**Brief 1:** Echo the DVV Coburg text in full, word for word.

BEGIN Passage to read

DVV Coburg
- Full name: DJK Viktoria VfB Coburg e. V.
- Founded: 2000
- Dissolved: 2012
- Ground: Stadion am hinteren Floßanger
- Capacity: 3,000
- League: defunct
- 2011–12: Bezirksoberliga Oberfranken (VII), 10th
| Home colours | Away colours |

= DVV Coburg =

German football club

The DVV Coburg (full name: Deutsche Jugend Kraft Viktoria Verein für Bewegungsspiele Coburg e.V.) was a German association football club from the town of Coburg, Bavaria. Coburg became part of Bavaria in 1920, after the First World War.

The club was formed in 2000, when VfB Coburg merged with local side DJK/Viktoria Coburg. Of the three clubs, VfB was by far the most notable, spending 21 seasons in the tier three Fußball-Bayernliga from 1952 to 1984. The club also made a single appearance in the DFB-Pokal (German Cup) in 1977–78, losing 3–0 at fellow amateurs TuS Langerwehe.

DVV was disbanded on 30 June 2012, having declared insolvency in June 2011 owing Euro 118,000 to the German tax department. The club was succeeded by FC Coburg, which took over the league place of DVV.

==History==

===VfB Coburg===

The logo of VfB Coburg

The club was formed in 1907 as Coburger FC before becoming VfB sometime before 1920. They were joined by FC Germania Coburg in 1923 and by FC Viktoria Coburg in 1933.

As FC they took part in the playoff round of the regional central German league (Verbands Mitteldeutscher Ballspiel-Vereine, VMVB) in 1914, making it through the qualification round to an eighth-final match before going out. Historically part of the state of Thuringia, Coburg voted in a plebiscite in 1920 to join the neighbouring state of Bavaria. However, VfB continued to compete as part of central region football and again in 1929 took part in the VMVB playoffs, advancing to the semi-finals where they lost to Dresdner SC.

END Passage to read
BEGIN Material provided

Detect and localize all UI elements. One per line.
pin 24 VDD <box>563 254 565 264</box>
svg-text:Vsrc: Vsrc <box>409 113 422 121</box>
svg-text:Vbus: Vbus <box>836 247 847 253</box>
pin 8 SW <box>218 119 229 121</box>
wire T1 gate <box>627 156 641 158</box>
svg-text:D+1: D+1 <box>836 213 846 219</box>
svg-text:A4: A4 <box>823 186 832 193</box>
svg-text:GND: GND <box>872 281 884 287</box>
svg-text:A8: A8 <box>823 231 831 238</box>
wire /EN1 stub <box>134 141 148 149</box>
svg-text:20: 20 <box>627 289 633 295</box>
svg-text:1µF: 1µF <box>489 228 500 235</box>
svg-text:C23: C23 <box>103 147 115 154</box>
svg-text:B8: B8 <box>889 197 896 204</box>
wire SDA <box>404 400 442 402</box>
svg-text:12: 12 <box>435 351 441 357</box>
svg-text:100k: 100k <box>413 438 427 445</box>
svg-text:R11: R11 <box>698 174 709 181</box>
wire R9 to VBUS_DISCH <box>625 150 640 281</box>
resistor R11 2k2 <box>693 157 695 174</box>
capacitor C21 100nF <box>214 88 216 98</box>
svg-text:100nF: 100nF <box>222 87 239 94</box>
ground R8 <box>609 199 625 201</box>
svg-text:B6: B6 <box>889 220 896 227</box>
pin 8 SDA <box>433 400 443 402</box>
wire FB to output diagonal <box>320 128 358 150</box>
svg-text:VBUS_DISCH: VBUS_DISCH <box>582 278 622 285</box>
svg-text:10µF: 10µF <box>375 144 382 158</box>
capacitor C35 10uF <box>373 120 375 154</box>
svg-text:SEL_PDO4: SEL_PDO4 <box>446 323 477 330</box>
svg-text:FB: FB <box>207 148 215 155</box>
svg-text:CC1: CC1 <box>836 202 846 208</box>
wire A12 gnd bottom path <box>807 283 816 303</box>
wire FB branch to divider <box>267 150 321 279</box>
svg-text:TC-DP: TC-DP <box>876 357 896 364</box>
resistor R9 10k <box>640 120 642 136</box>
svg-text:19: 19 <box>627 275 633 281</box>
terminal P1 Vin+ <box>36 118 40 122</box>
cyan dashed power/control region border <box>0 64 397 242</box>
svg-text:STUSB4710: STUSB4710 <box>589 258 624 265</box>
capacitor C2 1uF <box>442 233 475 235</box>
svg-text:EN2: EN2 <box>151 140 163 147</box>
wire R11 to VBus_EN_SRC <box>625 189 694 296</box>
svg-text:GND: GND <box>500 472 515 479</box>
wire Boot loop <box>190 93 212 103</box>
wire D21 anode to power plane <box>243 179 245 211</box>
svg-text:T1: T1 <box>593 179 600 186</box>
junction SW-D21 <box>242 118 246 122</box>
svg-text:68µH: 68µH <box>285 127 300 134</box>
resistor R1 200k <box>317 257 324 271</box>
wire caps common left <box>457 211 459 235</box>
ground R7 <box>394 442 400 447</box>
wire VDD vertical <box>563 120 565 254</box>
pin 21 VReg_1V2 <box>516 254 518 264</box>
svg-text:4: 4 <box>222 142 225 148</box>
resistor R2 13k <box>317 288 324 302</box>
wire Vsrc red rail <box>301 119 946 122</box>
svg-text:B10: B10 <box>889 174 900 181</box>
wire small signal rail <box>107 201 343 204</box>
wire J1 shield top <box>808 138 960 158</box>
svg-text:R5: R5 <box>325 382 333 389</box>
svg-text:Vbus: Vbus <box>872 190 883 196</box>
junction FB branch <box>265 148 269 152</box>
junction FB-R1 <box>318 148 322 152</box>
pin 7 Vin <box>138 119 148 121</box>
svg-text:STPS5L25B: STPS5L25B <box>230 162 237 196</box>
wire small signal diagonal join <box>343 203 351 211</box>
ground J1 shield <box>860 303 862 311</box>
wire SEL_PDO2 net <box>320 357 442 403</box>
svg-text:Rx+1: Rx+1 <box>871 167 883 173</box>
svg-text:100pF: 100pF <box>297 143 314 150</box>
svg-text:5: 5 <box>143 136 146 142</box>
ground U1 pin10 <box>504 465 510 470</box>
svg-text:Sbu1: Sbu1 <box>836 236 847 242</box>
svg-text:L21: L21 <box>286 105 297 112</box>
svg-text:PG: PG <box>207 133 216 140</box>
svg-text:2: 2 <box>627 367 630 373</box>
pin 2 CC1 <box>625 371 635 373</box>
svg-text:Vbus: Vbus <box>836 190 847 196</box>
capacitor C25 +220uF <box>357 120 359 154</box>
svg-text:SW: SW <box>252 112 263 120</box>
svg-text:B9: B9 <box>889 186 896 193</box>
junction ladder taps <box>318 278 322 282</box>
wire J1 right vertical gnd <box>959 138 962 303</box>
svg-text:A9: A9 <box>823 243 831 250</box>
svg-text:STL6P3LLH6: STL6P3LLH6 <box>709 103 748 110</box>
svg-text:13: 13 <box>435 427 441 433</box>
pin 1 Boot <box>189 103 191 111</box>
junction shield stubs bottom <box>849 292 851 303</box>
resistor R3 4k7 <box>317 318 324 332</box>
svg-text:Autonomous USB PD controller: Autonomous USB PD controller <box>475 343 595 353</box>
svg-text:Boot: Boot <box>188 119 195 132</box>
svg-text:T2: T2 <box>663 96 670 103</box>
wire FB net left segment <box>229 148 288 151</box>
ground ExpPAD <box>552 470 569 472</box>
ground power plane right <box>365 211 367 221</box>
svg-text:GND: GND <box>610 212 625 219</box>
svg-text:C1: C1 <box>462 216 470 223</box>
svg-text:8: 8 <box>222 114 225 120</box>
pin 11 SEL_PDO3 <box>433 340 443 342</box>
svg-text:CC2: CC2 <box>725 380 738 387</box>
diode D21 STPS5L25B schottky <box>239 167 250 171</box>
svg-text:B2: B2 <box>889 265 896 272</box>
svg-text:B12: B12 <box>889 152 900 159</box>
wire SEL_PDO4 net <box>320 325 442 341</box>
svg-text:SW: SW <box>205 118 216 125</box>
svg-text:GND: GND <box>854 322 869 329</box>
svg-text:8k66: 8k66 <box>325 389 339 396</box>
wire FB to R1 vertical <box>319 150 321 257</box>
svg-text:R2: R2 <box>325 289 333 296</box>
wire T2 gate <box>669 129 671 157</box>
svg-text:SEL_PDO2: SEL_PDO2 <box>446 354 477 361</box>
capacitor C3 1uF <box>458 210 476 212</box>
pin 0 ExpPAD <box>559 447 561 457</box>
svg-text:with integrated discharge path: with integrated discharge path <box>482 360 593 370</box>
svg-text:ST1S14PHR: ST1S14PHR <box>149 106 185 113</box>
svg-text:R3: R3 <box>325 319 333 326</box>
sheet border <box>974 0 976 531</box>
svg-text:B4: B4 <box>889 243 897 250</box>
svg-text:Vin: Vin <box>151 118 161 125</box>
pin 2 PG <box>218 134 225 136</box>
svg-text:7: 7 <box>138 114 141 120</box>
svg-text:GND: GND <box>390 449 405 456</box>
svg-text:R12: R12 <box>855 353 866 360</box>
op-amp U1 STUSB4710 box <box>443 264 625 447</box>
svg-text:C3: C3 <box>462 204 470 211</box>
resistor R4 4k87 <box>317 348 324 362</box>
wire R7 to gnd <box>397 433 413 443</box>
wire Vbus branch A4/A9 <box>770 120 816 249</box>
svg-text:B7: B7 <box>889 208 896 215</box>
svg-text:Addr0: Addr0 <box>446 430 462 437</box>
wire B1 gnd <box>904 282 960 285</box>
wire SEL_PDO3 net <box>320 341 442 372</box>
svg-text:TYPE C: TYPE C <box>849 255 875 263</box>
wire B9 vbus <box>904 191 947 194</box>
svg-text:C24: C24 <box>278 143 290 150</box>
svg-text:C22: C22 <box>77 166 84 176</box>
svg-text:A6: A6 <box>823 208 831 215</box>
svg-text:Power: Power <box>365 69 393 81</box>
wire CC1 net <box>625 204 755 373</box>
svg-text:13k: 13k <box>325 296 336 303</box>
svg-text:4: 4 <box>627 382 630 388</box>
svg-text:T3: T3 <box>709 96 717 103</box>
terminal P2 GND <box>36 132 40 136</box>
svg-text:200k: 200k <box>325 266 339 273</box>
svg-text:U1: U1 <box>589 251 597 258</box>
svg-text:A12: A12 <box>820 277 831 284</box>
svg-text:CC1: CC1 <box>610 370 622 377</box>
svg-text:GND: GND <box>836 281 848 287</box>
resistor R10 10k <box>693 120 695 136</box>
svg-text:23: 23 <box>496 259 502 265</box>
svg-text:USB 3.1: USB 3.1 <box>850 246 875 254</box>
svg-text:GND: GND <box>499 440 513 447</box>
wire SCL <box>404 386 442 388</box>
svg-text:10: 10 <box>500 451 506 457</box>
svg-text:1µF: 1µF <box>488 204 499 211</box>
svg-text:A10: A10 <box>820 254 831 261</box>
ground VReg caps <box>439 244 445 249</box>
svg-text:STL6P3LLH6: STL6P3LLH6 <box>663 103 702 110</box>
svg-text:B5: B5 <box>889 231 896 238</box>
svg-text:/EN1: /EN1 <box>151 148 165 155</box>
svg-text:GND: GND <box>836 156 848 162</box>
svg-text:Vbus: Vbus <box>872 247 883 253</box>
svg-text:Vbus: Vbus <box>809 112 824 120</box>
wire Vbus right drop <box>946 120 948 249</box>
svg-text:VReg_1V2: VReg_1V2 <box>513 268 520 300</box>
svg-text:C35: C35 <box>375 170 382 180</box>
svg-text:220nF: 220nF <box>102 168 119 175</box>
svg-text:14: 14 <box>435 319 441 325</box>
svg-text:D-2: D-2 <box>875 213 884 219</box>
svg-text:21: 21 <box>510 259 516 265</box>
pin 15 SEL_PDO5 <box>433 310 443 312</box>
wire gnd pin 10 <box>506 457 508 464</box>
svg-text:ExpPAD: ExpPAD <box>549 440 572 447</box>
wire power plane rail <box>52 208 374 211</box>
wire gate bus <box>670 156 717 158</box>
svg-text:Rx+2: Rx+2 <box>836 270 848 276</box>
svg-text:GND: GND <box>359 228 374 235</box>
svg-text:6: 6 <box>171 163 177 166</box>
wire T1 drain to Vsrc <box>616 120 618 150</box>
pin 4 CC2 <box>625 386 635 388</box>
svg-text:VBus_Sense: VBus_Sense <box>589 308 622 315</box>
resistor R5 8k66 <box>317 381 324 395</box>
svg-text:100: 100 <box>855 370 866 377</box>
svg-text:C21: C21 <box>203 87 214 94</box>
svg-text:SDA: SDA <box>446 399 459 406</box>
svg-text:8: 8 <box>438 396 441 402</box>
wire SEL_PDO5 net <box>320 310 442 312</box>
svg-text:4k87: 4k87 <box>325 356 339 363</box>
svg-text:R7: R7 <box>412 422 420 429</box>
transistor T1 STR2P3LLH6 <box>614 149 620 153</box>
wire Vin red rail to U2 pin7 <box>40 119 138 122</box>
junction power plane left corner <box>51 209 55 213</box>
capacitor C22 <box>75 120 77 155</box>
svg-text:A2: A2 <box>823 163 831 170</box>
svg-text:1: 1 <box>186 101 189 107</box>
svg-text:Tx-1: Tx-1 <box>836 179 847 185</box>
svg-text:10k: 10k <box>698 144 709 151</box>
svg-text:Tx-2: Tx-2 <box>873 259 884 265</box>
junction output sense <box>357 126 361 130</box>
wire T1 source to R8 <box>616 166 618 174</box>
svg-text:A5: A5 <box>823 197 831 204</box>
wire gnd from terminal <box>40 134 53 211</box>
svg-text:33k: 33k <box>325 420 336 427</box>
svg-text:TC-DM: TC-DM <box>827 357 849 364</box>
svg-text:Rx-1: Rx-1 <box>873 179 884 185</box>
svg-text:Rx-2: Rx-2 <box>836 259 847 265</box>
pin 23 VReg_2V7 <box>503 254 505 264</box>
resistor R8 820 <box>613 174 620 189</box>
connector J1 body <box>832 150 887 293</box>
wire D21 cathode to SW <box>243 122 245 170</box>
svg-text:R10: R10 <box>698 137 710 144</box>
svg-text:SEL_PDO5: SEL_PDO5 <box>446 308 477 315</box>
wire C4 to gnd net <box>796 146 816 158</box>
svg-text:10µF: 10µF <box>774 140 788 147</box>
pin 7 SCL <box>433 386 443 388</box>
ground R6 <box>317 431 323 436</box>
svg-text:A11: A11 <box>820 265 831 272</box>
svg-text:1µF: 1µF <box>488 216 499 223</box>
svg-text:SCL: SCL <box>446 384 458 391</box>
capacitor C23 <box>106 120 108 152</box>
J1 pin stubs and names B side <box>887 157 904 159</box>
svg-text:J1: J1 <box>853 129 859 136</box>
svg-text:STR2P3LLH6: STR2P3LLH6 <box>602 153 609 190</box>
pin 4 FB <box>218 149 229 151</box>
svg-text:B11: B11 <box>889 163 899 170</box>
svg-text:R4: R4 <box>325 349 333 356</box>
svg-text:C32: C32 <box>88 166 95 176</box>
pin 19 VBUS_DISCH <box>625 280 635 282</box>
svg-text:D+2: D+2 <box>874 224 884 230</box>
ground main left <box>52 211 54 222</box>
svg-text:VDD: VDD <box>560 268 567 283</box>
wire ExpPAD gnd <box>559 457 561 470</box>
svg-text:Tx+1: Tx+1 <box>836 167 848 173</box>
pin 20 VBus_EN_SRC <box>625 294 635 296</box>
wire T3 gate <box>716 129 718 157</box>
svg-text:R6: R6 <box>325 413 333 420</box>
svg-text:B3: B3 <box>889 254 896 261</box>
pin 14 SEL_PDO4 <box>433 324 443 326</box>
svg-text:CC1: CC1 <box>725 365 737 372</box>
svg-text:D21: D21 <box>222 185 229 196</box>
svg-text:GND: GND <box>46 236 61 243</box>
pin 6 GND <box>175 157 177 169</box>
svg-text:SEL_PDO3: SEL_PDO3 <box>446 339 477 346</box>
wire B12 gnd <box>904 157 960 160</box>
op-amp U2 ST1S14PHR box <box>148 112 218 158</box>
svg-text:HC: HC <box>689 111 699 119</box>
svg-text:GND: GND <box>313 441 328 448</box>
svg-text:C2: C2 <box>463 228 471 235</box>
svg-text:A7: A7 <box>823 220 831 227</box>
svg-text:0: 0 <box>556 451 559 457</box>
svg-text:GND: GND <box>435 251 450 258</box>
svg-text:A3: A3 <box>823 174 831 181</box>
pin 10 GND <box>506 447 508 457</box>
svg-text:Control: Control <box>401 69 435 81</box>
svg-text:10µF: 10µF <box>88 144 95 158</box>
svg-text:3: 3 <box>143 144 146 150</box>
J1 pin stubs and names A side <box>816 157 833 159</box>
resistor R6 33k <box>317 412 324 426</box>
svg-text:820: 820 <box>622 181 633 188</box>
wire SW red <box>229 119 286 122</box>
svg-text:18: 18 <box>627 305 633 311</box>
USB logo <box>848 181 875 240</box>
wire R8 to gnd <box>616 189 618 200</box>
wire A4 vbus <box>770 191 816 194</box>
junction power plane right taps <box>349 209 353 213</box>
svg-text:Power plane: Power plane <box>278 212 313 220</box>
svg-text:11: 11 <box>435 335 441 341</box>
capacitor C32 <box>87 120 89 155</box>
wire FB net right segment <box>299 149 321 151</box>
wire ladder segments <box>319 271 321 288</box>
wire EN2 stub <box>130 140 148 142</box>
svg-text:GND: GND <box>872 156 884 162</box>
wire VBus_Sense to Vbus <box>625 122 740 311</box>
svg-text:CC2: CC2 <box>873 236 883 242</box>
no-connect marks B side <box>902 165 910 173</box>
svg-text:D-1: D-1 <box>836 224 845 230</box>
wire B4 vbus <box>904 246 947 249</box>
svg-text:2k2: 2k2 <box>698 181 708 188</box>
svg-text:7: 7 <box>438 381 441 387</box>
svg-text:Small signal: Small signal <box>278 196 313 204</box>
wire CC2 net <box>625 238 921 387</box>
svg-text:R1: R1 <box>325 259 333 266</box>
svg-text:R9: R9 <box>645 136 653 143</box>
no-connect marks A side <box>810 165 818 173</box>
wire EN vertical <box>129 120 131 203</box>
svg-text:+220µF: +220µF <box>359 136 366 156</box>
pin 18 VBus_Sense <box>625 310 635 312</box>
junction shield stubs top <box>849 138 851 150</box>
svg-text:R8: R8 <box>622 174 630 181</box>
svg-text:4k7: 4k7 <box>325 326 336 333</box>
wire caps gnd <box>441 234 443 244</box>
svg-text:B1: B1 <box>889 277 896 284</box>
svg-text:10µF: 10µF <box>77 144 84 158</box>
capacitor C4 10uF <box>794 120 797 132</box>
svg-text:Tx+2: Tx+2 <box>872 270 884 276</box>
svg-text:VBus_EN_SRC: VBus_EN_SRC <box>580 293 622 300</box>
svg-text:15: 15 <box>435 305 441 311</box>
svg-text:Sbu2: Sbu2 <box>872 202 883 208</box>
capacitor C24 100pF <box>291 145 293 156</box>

END Material provided

**Brief 2:** Duplicate the rows from their first line through the line with "svg-text:12: 12 <box>435 351 441 357</box>", keeping every line unchanged.

**Written reply 1:**
DVV Coburg
- Full name: DJK Viktoria VfB Coburg e. V.
- Founded: 2000
- Dissolved: 2012
- Ground: Stadion am hinteren Floßanger
- Capacity: 3,000
- League: defunct
- 2011–12: Bezirksoberliga Oberfranken (VII), 10th
| Home colours | Away colours |

= DVV Coburg =

German football club

The DVV Coburg (full name: Deutsche Jugend Kraft Viktoria Verein für Bewegungsspiele Coburg e.V.) was a German association football club from the town of Coburg, Bavaria. Coburg became part of Bavaria in 1920, after the First World War.

The club was formed in 2000, when VfB Coburg merged with local side DJK/Viktoria Coburg. Of the three clubs, VfB was by far the most notable, spending 21 seasons in the tier three Fußball-Bayernliga from 1952 to 1984. The club also made a single appearance in the DFB-Pokal (German Cup) in 1977–78, losing 3–0 at fellow amateurs TuS Langerwehe.

DVV was disbanded on 30 June 2012, having declared insolvency in June 2011 owing Euro 118,000 to the German tax department. The club was succeeded by FC Coburg, which took over the league place of DVV.

==History==

===VfB Coburg===

The logo of VfB Coburg

The club was formed in 1907 as Coburger FC before becoming VfB sometime before 1920. They were joined by FC Germania Coburg in 1923 and by FC Viktoria Coburg in 1933.

As FC they took part in the playoff round of the regional central German league (Verbands Mitteldeutscher Ballspiel-Vereine, VMVB) in 1914, making it through the qualification round to an eighth-final match before going out. Historically part of the state of Thuringia, Coburg voted in a plebiscite in 1920 to join the neighbouring state of Bavaria. However, VfB continued to compete as part of central region football and again in 1929 took part in the VMVB playoffs, advancing to the semi-finals where they lost to Dresdner SC.

**Written reply 2:**
Detect and localize all UI elements. One per line.
pin 24 VDD <box>563 254 565 264</box>
svg-text:Vsrc: Vsrc <box>409 113 422 121</box>
svg-text:Vbus: Vbus <box>836 247 847 253</box>
pin 8 SW <box>218 119 229 121</box>
wire T1 gate <box>627 156 641 158</box>
svg-text:D+1: D+1 <box>836 213 846 219</box>
svg-text:A4: A4 <box>823 186 832 193</box>
svg-text:GND: GND <box>872 281 884 287</box>
svg-text:A8: A8 <box>823 231 831 238</box>
wire /EN1 stub <box>134 141 148 149</box>
svg-text:20: 20 <box>627 289 633 295</box>
svg-text:1µF: 1µF <box>489 228 500 235</box>
svg-text:C23: C23 <box>103 147 115 154</box>
svg-text:B8: B8 <box>889 197 896 204</box>
wire SDA <box>404 400 442 402</box>
svg-text:12: 12 <box>435 351 441 357</box>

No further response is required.